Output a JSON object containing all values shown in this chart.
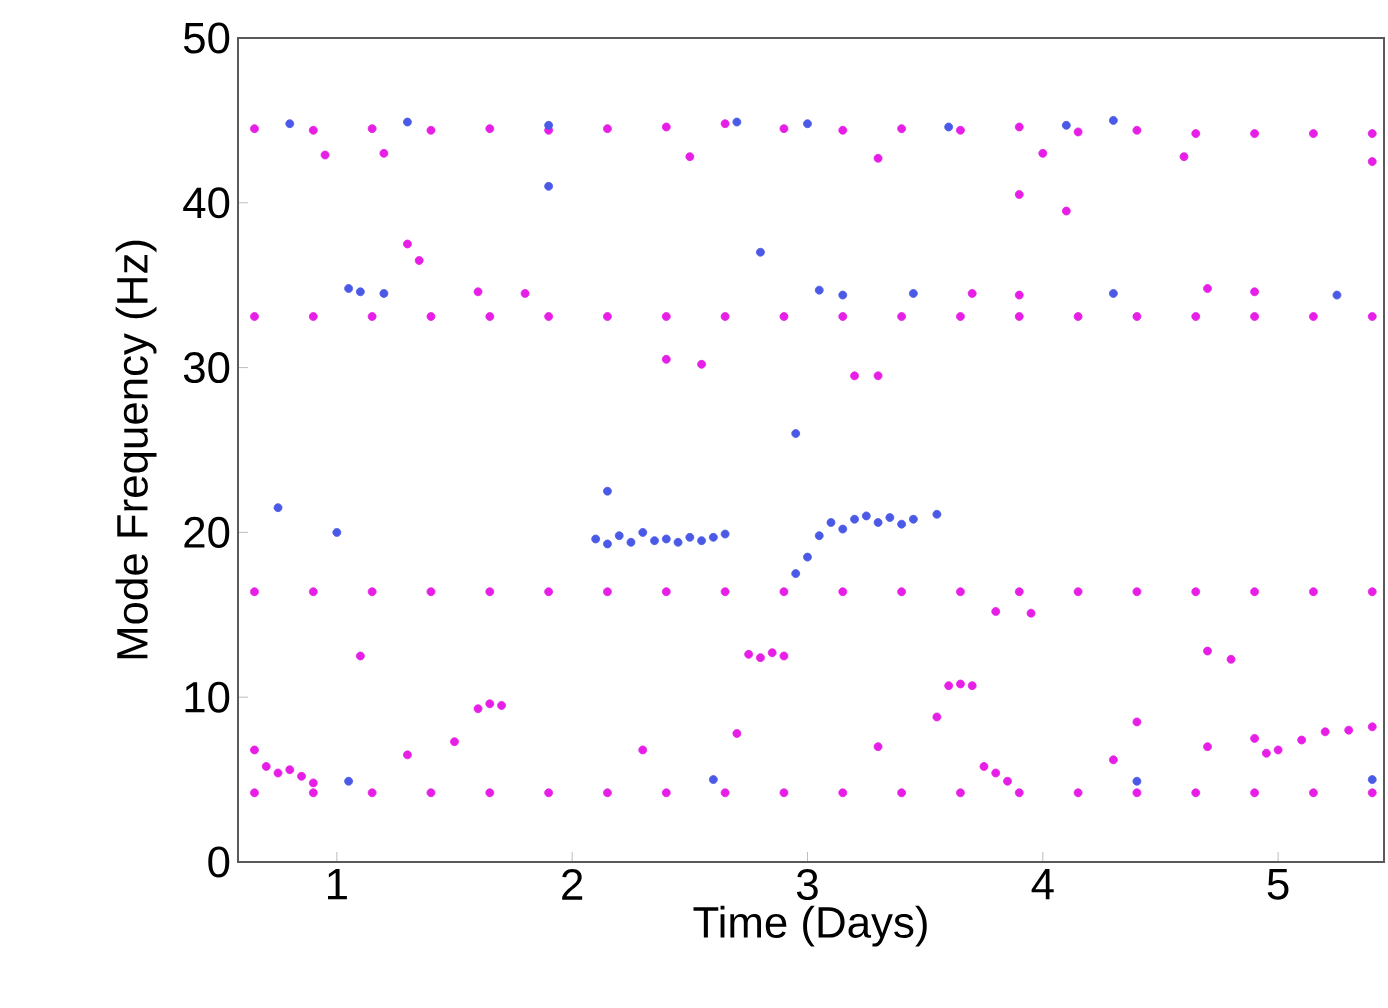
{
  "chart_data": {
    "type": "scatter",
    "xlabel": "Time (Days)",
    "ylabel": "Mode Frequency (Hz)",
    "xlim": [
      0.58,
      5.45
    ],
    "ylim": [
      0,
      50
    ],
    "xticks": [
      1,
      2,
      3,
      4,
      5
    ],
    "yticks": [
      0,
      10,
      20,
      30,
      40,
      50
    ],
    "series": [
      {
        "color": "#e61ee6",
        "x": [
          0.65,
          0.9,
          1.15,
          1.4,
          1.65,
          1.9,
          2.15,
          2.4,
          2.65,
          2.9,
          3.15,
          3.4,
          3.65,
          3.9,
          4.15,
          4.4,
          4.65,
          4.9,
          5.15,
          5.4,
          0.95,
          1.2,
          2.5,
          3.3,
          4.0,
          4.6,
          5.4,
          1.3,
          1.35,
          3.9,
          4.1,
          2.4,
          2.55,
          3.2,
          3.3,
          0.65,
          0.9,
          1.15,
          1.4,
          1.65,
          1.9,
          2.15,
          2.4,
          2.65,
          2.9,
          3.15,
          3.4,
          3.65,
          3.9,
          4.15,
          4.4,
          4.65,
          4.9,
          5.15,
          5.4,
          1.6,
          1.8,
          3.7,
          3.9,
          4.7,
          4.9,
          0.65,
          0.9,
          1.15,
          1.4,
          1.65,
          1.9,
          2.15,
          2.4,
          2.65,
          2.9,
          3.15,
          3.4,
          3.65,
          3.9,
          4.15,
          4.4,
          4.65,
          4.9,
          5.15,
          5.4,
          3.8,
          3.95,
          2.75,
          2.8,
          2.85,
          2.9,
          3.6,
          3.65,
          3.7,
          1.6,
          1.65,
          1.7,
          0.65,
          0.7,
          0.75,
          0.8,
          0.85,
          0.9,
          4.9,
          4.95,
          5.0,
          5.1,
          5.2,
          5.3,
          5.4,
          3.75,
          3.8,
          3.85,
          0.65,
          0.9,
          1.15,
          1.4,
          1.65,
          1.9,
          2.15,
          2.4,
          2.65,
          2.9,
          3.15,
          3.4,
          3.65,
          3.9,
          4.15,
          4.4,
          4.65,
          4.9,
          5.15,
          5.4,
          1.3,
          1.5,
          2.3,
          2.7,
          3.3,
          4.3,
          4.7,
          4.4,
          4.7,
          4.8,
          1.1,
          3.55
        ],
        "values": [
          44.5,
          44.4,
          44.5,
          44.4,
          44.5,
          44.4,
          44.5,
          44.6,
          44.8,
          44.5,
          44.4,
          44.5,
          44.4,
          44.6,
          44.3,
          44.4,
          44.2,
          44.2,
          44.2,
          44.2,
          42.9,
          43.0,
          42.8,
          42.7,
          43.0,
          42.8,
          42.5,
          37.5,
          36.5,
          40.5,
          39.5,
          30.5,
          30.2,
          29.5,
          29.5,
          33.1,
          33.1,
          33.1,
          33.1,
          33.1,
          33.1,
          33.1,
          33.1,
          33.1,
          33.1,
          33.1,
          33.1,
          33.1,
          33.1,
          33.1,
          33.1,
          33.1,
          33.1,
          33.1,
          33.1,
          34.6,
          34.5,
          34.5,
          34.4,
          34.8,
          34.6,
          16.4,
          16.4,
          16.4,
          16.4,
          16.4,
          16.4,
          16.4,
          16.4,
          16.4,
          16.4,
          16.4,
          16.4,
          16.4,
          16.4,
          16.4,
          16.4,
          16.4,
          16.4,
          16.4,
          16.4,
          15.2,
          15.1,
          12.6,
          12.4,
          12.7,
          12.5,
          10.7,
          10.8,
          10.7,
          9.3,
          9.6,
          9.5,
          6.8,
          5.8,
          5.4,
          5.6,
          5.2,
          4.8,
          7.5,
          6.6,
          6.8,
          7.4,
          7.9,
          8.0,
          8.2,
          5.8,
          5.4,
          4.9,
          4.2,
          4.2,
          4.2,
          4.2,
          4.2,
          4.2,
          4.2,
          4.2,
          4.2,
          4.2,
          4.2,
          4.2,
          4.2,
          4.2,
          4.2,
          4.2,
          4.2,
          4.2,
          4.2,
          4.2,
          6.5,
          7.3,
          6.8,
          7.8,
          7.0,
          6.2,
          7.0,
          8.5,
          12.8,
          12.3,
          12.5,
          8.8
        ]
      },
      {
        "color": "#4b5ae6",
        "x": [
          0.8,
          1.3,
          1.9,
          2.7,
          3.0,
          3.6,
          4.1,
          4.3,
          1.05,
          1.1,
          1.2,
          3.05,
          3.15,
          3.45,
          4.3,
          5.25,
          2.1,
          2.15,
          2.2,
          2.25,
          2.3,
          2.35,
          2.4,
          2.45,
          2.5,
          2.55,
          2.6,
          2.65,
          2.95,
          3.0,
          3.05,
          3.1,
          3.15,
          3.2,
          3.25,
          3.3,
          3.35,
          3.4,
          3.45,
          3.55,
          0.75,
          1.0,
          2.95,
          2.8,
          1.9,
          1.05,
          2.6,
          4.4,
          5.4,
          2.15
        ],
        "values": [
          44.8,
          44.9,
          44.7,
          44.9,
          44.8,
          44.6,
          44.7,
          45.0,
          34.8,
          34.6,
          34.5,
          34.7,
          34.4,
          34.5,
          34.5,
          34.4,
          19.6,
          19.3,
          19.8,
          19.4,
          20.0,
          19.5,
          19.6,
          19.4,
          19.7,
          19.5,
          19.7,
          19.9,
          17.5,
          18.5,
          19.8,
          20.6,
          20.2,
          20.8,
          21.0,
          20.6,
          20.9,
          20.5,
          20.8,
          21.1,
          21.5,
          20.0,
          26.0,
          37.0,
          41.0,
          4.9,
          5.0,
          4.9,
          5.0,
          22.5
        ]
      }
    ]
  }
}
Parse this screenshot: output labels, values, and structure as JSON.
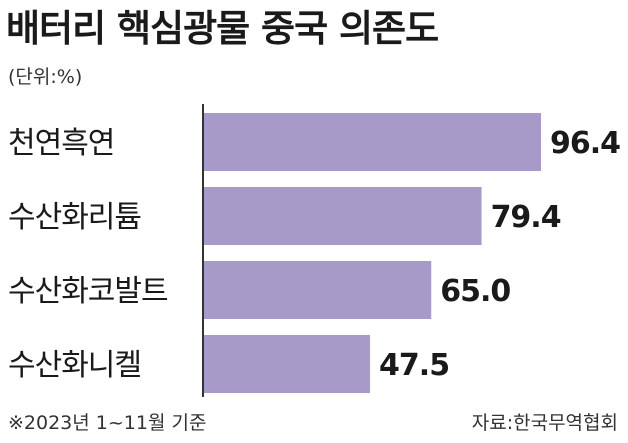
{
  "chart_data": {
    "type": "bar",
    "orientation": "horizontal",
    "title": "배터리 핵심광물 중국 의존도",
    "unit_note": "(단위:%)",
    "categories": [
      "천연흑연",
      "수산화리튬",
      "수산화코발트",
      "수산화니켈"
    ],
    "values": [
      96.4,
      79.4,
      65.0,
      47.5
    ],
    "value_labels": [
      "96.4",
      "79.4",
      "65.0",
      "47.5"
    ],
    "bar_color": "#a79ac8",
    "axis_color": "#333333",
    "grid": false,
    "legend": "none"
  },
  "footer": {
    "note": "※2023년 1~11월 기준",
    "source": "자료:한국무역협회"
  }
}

Direction → Repeat the material above in full and exactly, omitting the pictures.

Task output →
Output a JSON object containing all values shown in this chart.
{
  "chart_data": {
    "type": "scatter",
    "xlabel": "Time (Days)",
    "ylabel": "Mode Frequency (Hz)",
    "xlim": [
      0.58,
      5.45
    ],
    "ylim": [
      0,
      50
    ],
    "xticks": [
      1,
      2,
      3,
      4,
      5
    ],
    "yticks": [
      0,
      10,
      20,
      30,
      40,
      50
    ],
    "series": [
      {
        "color": "#e61ee6",
        "x": [
          0.65,
          0.9,
          1.15,
          1.4,
          1.65,
          1.9,
          2.15,
          2.4,
          2.65,
          2.9,
          3.15,
          3.4,
          3.65,
          3.9,
          4.15,
          4.4,
          4.65,
          4.9,
          5.15,
          5.4,
          0.95,
          1.2,
          2.5,
          3.3,
          4.0,
          4.6,
          5.4,
          1.3,
          1.35,
          3.9,
          4.1,
          2.4,
          2.55,
          3.2,
          3.3,
          0.65,
          0.9,
          1.15,
          1.4,
          1.65,
          1.9,
          2.15,
          2.4,
          2.65,
          2.9,
          3.15,
          3.4,
          3.65,
          3.9,
          4.15,
          4.4,
          4.65,
          4.9,
          5.15,
          5.4,
          1.6,
          1.8,
          3.7,
          3.9,
          4.7,
          4.9,
          0.65,
          0.9,
          1.15,
          1.4,
          1.65,
          1.9,
          2.15,
          2.4,
          2.65,
          2.9,
          3.15,
          3.4,
          3.65,
          3.9,
          4.15,
          4.4,
          4.65,
          4.9,
          5.15,
          5.4,
          3.8,
          3.95,
          2.75,
          2.8,
          2.85,
          2.9,
          3.6,
          3.65,
          3.7,
          1.6,
          1.65,
          1.7,
          0.65,
          0.7,
          0.75,
          0.8,
          0.85,
          0.9,
          4.9,
          4.95,
          5.0,
          5.1,
          5.2,
          5.3,
          5.4,
          3.75,
          3.8,
          3.85,
          0.65,
          0.9,
          1.15,
          1.4,
          1.65,
          1.9,
          2.15,
          2.4,
          2.65,
          2.9,
          3.15,
          3.4,
          3.65,
          3.9,
          4.15,
          4.4,
          4.65,
          4.9,
          5.15,
          5.4,
          1.3,
          1.5,
          2.3,
          2.7,
          3.3,
          4.3,
          4.7,
          4.4,
          4.7,
          4.8,
          1.1,
          3.55
        ],
        "values": [
          44.5,
          44.4,
          44.5,
          44.4,
          44.5,
          44.4,
          44.5,
          44.6,
          44.8,
          44.5,
          44.4,
          44.5,
          44.4,
          44.6,
          44.3,
          44.4,
          44.2,
          44.2,
          44.2,
          44.2,
          42.9,
          43.0,
          42.8,
          42.7,
          43.0,
          42.8,
          42.5,
          37.5,
          36.5,
          40.5,
          39.5,
          30.5,
          30.2,
          29.5,
          29.5,
          33.1,
          33.1,
          33.1,
          33.1,
          33.1,
          33.1,
          33.1,
          33.1,
          33.1,
          33.1,
          33.1,
          33.1,
          33.1,
          33.1,
          33.1,
          33.1,
          33.1,
          33.1,
          33.1,
          33.1,
          34.6,
          34.5,
          34.5,
          34.4,
          34.8,
          34.6,
          16.4,
          16.4,
          16.4,
          16.4,
          16.4,
          16.4,
          16.4,
          16.4,
          16.4,
          16.4,
          16.4,
          16.4,
          16.4,
          16.4,
          16.4,
          16.4,
          16.4,
          16.4,
          16.4,
          16.4,
          15.2,
          15.1,
          12.6,
          12.4,
          12.7,
          12.5,
          10.7,
          10.8,
          10.7,
          9.3,
          9.6,
          9.5,
          6.8,
          5.8,
          5.4,
          5.6,
          5.2,
          4.8,
          7.5,
          6.6,
          6.8,
          7.4,
          7.9,
          8.0,
          8.2,
          5.8,
          5.4,
          4.9,
          4.2,
          4.2,
          4.2,
          4.2,
          4.2,
          4.2,
          4.2,
          4.2,
          4.2,
          4.2,
          4.2,
          4.2,
          4.2,
          4.2,
          4.2,
          4.2,
          4.2,
          4.2,
          4.2,
          4.2,
          6.5,
          7.3,
          6.8,
          7.8,
          7.0,
          6.2,
          7.0,
          8.5,
          12.8,
          12.3,
          12.5,
          8.8
        ]
      },
      {
        "color": "#4b5ae6",
        "x": [
          0.8,
          1.3,
          1.9,
          2.7,
          3.0,
          3.6,
          4.1,
          4.3,
          1.05,
          1.1,
          1.2,
          3.05,
          3.15,
          3.45,
          4.3,
          5.25,
          2.1,
          2.15,
          2.2,
          2.25,
          2.3,
          2.35,
          2.4,
          2.45,
          2.5,
          2.55,
          2.6,
          2.65,
          2.95,
          3.0,
          3.05,
          3.1,
          3.15,
          3.2,
          3.25,
          3.3,
          3.35,
          3.4,
          3.45,
          3.55,
          0.75,
          1.0,
          2.95,
          2.8,
          1.9,
          1.05,
          2.6,
          4.4,
          5.4,
          2.15
        ],
        "values": [
          44.8,
          44.9,
          44.7,
          44.9,
          44.8,
          44.6,
          44.7,
          45.0,
          34.8,
          34.6,
          34.5,
          34.7,
          34.4,
          34.5,
          34.5,
          34.4,
          19.6,
          19.3,
          19.8,
          19.4,
          20.0,
          19.5,
          19.6,
          19.4,
          19.7,
          19.5,
          19.7,
          19.9,
          17.5,
          18.5,
          19.8,
          20.6,
          20.2,
          20.8,
          21.0,
          20.6,
          20.9,
          20.5,
          20.8,
          21.1,
          21.5,
          20.0,
          26.0,
          37.0,
          41.0,
          4.9,
          5.0,
          4.9,
          5.0,
          22.5
        ]
      }
    ]
  }
}
Parse this screenshot: output labels, values, and structure as JSON.
{
  "chart_data": {
    "type": "bar",
    "orientation": "horizontal",
    "title": "배터리 핵심광물 중국 의존도",
    "unit_note": "(단위:%)",
    "categories": [
      "천연흑연",
      "수산화리튬",
      "수산화코발트",
      "수산화니켈"
    ],
    "values": [
      96.4,
      79.4,
      65.0,
      47.5
    ],
    "value_labels": [
      "96.4",
      "79.4",
      "65.0",
      "47.5"
    ],
    "bar_color": "#a79ac8",
    "axis_color": "#333333",
    "grid": false,
    "legend": "none"
  },
  "footer": {
    "note": "※2023년 1~11월 기준",
    "source": "자료:한국무역협회"
  }
}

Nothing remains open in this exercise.